# Brief
Can you transcribe every entry word for word, skipping the images?

Dataset items:
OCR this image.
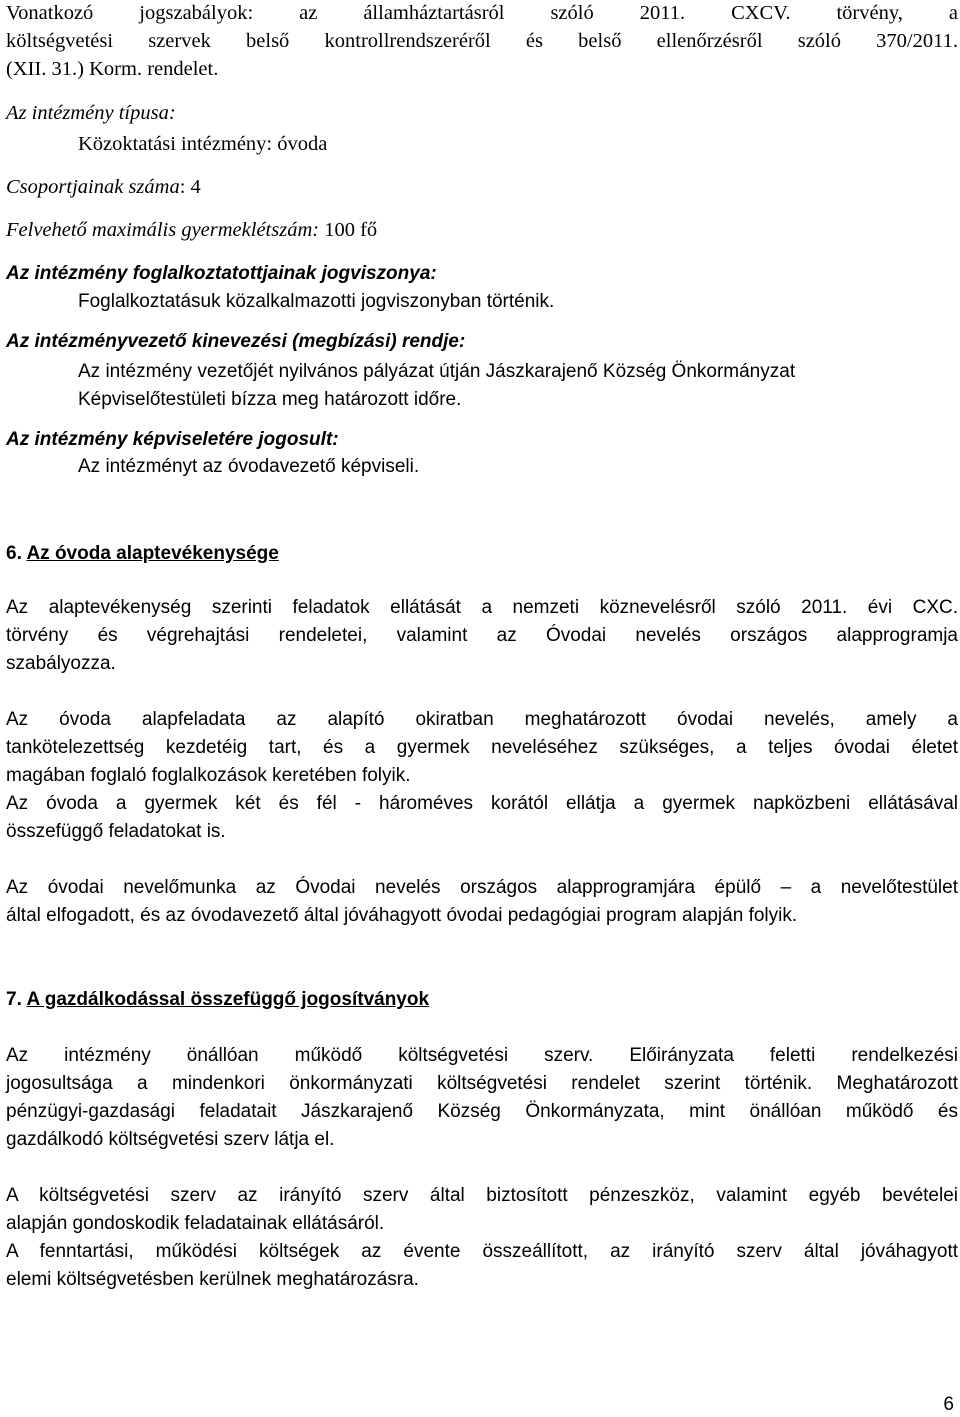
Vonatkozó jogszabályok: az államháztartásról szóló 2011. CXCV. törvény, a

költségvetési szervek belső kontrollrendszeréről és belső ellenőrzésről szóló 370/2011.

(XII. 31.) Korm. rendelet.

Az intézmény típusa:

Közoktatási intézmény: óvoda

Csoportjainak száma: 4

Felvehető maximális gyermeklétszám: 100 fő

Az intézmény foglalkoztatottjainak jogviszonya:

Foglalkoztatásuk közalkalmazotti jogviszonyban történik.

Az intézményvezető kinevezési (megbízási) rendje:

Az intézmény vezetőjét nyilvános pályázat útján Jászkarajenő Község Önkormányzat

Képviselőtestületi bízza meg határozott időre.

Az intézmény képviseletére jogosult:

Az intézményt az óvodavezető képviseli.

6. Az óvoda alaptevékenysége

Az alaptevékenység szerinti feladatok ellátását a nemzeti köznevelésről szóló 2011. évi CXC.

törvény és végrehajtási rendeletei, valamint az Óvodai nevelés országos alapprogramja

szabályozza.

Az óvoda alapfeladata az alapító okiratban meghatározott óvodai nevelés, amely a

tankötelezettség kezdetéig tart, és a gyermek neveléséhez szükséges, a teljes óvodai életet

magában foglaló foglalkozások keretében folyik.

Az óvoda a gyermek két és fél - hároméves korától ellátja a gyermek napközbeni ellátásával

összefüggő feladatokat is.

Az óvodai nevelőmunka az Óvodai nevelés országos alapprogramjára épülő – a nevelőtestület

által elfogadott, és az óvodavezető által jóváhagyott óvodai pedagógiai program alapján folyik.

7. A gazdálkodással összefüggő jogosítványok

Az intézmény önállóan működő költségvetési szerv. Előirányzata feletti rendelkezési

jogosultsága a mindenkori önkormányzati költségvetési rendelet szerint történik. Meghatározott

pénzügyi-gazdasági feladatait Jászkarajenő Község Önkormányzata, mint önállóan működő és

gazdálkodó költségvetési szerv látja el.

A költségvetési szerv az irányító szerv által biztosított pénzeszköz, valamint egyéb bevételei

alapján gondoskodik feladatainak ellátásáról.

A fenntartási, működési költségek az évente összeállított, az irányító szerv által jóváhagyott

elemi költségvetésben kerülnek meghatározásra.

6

# Answer to the problem
OCR this image.
Vonatkozó jogszabályok: az államháztartásról szóló 2011. CXCV. törvény, a

költségvetési szervek belső kontrollrendszeréről és belső ellenőrzésről szóló 370/2011.

(XII. 31.) Korm. rendelet.

Az intézmény típusa:

Közoktatási intézmény: óvoda

Csoportjainak száma: 4

Felvehető maximális gyermeklétszám: 100 fő

Az intézmény foglalkoztatottjainak jogviszonya:

Foglalkoztatásuk közalkalmazotti jogviszonyban történik.

Az intézményvezető kinevezési (megbízási) rendje:

Az intézmény vezetőjét nyilvános pályázat útján Jászkarajenő Község Önkormányzat

Képviselőtestületi bízza meg határozott időre.

Az intézmény képviseletére jogosult:

Az intézményt az óvodavezető képviseli.

6. Az óvoda alaptevékenysége

Az alaptevékenység szerinti feladatok ellátását a nemzeti köznevelésről szóló 2011. évi CXC.

törvény és végrehajtási rendeletei, valamint az Óvodai nevelés országos alapprogramja

szabályozza.

Az óvoda alapfeladata az alapító okiratban meghatározott óvodai nevelés, amely a

tankötelezettség kezdetéig tart, és a gyermek neveléséhez szükséges, a teljes óvodai életet

magában foglaló foglalkozások keretében folyik.

Az óvoda a gyermek két és fél - hároméves korától ellátja a gyermek napközbeni ellátásával

összefüggő feladatokat is.

Az óvodai nevelőmunka az Óvodai nevelés országos alapprogramjára épülő – a nevelőtestület

által elfogadott, és az óvodavezető által jóváhagyott óvodai pedagógiai program alapján folyik.

7. A gazdálkodással összefüggő jogosítványok

Az intézmény önállóan működő költségvetési szerv. Előirányzata feletti rendelkezési

jogosultsága a mindenkori önkormányzati költségvetési rendelet szerint történik. Meghatározott

pénzügyi-gazdasági feladatait Jászkarajenő Község Önkormányzata, mint önállóan működő és

gazdálkodó költségvetési szerv látja el.

A költségvetési szerv az irányító szerv által biztosított pénzeszköz, valamint egyéb bevételei

alapján gondoskodik feladatainak ellátásáról.

A fenntartási, működési költségek az évente összeállított, az irányító szerv által jóváhagyott

elemi költségvetésben kerülnek meghatározásra.

6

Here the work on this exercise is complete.